#### [WHAT IS ASKED]
Wherever the string "Cube" appears in a line, extract that line.

Records contained in a dataset:
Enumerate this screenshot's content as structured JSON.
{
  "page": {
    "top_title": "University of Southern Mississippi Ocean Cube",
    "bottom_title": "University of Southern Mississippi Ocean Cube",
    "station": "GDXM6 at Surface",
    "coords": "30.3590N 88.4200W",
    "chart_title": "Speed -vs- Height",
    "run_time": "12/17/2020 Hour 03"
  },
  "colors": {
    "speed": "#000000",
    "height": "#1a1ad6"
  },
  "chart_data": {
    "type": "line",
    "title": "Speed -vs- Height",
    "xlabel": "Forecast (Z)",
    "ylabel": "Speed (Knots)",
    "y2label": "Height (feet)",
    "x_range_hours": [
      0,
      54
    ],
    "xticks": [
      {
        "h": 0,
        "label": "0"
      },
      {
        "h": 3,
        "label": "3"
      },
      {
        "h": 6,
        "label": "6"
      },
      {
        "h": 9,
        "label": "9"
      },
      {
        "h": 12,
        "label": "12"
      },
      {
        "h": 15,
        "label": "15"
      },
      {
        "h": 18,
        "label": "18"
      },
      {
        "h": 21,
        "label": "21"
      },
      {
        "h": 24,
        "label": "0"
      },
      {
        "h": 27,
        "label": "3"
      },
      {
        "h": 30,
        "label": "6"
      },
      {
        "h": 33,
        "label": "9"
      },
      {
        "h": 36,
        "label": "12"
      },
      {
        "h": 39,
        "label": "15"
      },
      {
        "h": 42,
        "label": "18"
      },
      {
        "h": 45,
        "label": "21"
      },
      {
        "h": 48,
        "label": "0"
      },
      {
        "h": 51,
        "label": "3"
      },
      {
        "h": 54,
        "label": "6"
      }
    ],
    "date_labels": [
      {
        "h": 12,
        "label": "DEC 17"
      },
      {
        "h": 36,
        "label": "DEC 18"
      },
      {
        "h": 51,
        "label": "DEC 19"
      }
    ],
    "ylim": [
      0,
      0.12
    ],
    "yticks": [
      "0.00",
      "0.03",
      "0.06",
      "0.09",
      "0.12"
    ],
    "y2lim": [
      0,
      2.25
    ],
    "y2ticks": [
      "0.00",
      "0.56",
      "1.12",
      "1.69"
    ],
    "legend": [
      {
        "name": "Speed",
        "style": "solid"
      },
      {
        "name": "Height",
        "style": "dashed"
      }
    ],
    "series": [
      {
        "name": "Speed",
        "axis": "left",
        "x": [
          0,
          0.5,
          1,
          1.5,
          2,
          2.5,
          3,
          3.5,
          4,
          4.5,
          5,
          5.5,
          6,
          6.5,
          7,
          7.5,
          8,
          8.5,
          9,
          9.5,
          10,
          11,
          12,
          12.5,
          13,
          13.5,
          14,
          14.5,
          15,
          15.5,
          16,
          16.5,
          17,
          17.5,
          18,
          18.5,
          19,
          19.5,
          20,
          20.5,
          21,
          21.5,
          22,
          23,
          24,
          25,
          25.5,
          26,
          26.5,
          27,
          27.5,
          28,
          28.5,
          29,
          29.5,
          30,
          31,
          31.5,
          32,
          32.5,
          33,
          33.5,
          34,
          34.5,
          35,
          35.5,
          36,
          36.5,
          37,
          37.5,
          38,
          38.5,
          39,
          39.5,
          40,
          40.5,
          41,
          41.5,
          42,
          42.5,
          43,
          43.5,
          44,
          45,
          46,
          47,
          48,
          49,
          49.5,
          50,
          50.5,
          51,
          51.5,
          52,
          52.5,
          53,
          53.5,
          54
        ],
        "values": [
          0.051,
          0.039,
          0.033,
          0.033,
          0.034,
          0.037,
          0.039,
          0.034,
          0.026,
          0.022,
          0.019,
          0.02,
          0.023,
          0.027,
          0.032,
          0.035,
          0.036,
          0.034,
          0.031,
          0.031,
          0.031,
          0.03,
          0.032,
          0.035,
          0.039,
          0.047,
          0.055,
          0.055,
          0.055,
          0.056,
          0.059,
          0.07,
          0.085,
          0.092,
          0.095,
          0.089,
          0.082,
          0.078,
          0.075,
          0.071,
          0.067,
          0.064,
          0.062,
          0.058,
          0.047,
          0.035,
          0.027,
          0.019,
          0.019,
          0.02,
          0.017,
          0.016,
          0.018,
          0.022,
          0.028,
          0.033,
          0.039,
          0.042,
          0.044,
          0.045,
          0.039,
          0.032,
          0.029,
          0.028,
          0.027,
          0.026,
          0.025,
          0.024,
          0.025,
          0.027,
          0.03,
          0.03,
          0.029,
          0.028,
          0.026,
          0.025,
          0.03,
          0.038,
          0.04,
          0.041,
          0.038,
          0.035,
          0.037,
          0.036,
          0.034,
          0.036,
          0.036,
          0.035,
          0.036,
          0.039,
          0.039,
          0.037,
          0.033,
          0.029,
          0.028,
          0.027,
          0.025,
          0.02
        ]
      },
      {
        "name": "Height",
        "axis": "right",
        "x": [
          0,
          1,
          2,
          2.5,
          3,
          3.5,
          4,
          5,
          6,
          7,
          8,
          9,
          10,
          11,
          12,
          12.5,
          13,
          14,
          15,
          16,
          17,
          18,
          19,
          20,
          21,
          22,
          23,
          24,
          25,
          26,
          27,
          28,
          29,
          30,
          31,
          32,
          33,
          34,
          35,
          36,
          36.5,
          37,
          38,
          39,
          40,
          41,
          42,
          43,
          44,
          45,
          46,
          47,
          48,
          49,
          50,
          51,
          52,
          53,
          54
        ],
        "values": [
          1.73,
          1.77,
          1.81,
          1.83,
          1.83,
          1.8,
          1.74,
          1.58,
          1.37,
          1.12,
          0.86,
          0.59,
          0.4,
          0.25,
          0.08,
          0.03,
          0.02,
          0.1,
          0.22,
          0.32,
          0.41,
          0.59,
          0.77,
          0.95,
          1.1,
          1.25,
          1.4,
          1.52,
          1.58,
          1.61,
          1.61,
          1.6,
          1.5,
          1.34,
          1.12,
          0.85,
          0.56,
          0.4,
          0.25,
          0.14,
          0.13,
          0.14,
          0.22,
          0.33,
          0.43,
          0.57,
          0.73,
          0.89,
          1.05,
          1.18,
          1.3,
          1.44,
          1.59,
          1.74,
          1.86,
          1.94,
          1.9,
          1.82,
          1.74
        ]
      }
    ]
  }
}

#### [TASK ANSWER]
    "top_title": "University of Southern Mississippi Ocean Cube",
    "bottom_title": "University of Southern Mississippi Ocean Cube",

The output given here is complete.